• [Goal of the exercise]: Identify every line in the records below that contains the word "xlabel", and reproduce each one.

• [Entries from a visual dataset]:
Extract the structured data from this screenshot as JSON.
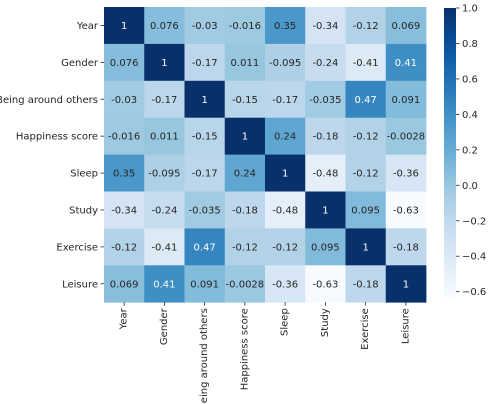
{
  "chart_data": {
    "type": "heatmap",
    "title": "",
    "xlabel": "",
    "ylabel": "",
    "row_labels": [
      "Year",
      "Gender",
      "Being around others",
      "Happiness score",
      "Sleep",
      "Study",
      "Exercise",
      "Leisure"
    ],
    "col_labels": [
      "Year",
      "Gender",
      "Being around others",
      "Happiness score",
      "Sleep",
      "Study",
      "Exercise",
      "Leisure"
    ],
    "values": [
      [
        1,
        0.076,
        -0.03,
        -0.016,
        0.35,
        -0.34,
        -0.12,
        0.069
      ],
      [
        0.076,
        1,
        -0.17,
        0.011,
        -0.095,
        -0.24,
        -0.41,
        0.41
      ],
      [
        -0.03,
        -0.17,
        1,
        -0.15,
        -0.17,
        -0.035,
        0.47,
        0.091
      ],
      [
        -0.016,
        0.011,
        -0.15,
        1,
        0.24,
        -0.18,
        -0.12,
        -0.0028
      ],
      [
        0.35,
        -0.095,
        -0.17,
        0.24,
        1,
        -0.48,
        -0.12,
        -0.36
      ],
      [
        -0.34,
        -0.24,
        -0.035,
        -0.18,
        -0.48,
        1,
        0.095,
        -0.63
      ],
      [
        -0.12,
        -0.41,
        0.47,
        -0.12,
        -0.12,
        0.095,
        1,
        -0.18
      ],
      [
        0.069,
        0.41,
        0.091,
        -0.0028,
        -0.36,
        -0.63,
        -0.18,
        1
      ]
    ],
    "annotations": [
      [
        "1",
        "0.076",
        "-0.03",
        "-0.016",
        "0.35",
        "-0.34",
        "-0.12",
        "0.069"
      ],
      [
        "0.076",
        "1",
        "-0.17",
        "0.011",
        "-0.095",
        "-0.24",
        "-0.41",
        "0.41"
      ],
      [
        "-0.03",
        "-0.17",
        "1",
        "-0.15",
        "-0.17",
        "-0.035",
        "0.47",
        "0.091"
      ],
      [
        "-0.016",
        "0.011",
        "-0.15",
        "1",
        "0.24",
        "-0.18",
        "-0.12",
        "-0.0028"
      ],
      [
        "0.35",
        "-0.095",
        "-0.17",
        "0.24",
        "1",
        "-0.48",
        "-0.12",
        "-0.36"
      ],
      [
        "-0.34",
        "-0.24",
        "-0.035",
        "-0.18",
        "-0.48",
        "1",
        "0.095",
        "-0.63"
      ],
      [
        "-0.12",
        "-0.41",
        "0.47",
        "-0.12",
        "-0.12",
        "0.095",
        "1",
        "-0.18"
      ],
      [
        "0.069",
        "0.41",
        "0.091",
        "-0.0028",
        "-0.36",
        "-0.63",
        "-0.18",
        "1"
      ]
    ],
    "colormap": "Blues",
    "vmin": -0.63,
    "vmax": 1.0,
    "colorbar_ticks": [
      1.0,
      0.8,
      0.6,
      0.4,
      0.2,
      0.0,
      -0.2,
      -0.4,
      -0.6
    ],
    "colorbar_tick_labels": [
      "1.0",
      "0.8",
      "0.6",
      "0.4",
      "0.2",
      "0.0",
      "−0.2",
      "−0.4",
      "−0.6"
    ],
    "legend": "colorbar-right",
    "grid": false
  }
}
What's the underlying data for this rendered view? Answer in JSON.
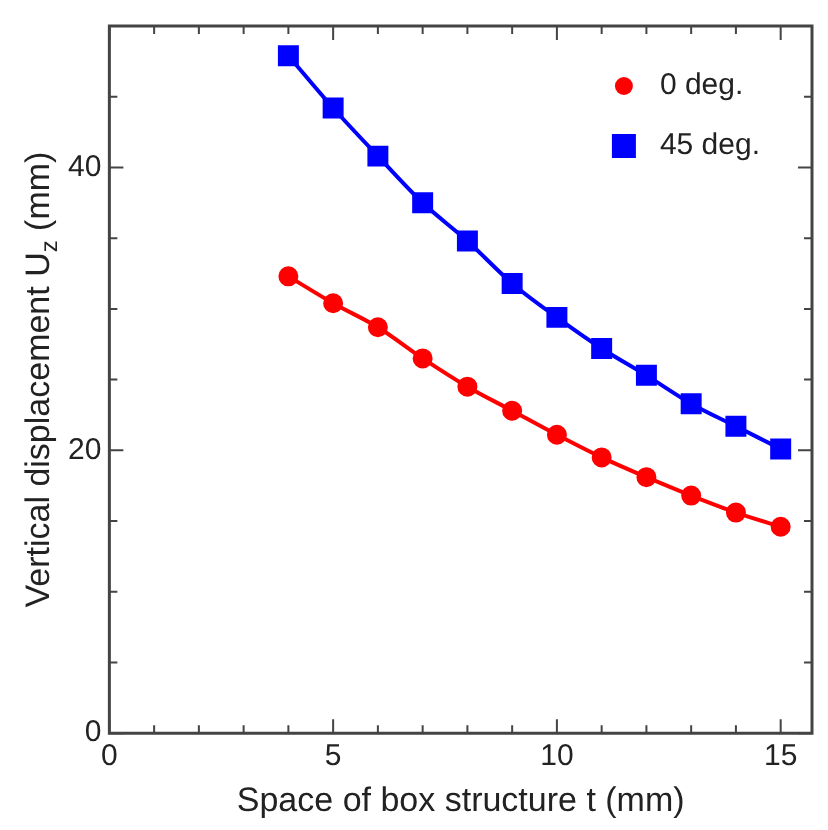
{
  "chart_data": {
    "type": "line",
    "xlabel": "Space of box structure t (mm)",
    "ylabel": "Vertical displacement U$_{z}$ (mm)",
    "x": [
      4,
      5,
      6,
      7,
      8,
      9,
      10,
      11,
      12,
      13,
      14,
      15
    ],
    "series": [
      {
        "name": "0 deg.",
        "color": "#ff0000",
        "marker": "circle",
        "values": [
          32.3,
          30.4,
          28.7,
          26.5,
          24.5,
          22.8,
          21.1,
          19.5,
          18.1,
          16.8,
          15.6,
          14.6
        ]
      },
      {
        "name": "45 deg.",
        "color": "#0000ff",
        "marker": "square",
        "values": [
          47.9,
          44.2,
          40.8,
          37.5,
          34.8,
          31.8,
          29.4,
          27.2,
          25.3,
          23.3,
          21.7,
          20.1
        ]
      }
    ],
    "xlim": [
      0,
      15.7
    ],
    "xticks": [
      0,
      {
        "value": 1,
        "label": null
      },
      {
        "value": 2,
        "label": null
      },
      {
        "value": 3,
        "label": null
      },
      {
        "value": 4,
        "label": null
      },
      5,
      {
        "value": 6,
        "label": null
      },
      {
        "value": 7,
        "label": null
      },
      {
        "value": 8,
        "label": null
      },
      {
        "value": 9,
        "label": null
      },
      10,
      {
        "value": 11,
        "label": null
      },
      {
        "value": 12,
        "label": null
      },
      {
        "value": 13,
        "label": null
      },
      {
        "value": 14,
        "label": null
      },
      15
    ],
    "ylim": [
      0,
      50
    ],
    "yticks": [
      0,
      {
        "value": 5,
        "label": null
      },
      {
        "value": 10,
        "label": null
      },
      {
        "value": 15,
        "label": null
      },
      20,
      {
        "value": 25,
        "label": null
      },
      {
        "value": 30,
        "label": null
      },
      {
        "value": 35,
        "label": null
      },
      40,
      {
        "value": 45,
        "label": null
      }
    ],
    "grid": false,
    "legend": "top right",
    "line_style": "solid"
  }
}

• [Output for this task]:
    "xlabel": "",
    "xlabel": "Space of box structure t (mm)",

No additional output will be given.